# Exercices et tâches
(1) D'après le texte sur la rotation des effectifs, quel était l'objectif de cette politique au sein de la police nationale turque, selon Onder ?
(2) Recopiez mot pour mot les lignes des entrées, de la toute première jusqu'à celle qui contient « x-tick-label: На бумаге [311,317,368,332] », cette dernière incluse.

# Texte

=-=-=-=-=

Bien entendu, il existe également des échanges corrompus qui ne reposent pas sur l’existence d’une relation. Par exemple, des cas ont été rapportés de clients essayant de soudoyer une personne en service, qu’ils la connaissent ou non (Jancsics 2023 : 7). Il en va de même pour les agents des douanes malhonnêtes qui tentent d’escroquer des clients sans distinction. Toutefois, la rotation des effectifs est jugée plus efficace pour lutter contre les relations de corruption à long terme.

Bouman (2021 : 104) explique la logique derrière ce raisonnement. En procédant à une rotation des agents dont les fonctions les amènent à avoir des contacts fréquents avec des corrupteurs potentiels, l’administration des douanes peut empêcher le développement d’une relation à long terme entre un corrupteur potentiel et un fonctionnaire. En l’absence d’une telle relation, il est plus difficile pour le corrupteur de prédire si un fonctionnaire acceptera ou non le pot-de-vin, ou s’il va accomplir l’action souhaitée en échange du pot-de-vin. Cela augmente le risque pour lui que la tentative de corruption ait des conséquences, par exemple qu’elle soit dénoncée, ce qui a donc un effet dissuasif. En effet, les incitations à soudoyer un fonctionnaire sont moins motivées, car si celui-ci ne reste pas au même poste, les gains que la corruption serait susceptible de générer à long terme sont moindres (ONUDC, sans date). Comme l’explique Bayar (2013) : « Il peut s’avérer inutile pour un client individuel d’engager des frais pour établir des relations avec chaque nouvel agent afin d’obtenir des avantages liés à la corruption ».

Par conséquent, la stratégie de la rotation des effectifs repose sur l’hypothèse que création d’une « incertitude quant à la corruptibilité du partenaire potentiel en matière de corruption » (Abbink et Serra 2012 : 6) dissuadera la corruption.

Cette approche semble également se refléter au niveau politique. Dans leur étude sur les États membres de l’UE, Gounev et al. (2012 : 100) ont estimé que la rotation des effectifs « vise à empêcher l’établissement de réseaux de corruption ou de relations personnelles durables avec les communautés locales susceptibles d’influencer le jugement d’un agent ». Cette politique peut prendre en compte des facteurs locaux spécifiques. Par exemple, Onder (2015 : 65) a constaté que la politique de rotation des effectifs au sein de la police nationale turque visait à affaiblir les liens entre les officiers de police et les communautés dans lesquelles ils servent, notamment pour décourager la collusion fondée sur des facteurs ethniques.

Le rôle clé des relations et des réseaux de corruption dans le secteur des douanes peut contribuer à expliquer pourquoi la rotation des effectifs, une politique qui vise à cibler ces mêmes relations et réseaux, est largement utilisée dans le secteur. En outre, de telles mesures préventives sont adaptées à la douane, où la surveillance directe peut être difficile. De même, comme le souligne Bouman (2021 : 22), il peut être plus efficace pour les décideurs politiques de chercher à démanteler les réseaux plutôt que de chercher des mesures pénales pour chacun de leurs membres.

=-=-=-=-=

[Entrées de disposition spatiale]
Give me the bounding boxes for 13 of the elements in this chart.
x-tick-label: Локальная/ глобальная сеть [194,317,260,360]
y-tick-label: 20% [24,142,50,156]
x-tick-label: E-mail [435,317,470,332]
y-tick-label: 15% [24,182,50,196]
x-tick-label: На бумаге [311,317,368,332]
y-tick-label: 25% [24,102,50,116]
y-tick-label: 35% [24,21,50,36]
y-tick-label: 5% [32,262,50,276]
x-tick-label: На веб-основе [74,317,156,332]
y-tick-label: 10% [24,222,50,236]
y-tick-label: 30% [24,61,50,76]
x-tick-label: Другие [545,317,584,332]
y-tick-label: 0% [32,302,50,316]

=-=-=-=-=

# Réponses par tâche
(1) Elle visait à affaiblir les liens entre les officiers de police et les communautés dans lesquelles ils servent, notamment pour décourager la collusion fondée sur des facteurs ethniques.

(2)
Give me the bounding boxes for 13 of the elements in this chart.
x-tick-label: Локальная/ глобальная сеть [194,317,260,360]
y-tick-label: 20% [24,142,50,156]
x-tick-label: E-mail [435,317,470,332]
y-tick-label: 15% [24,182,50,196]
x-tick-label: На бумаге [311,317,368,332]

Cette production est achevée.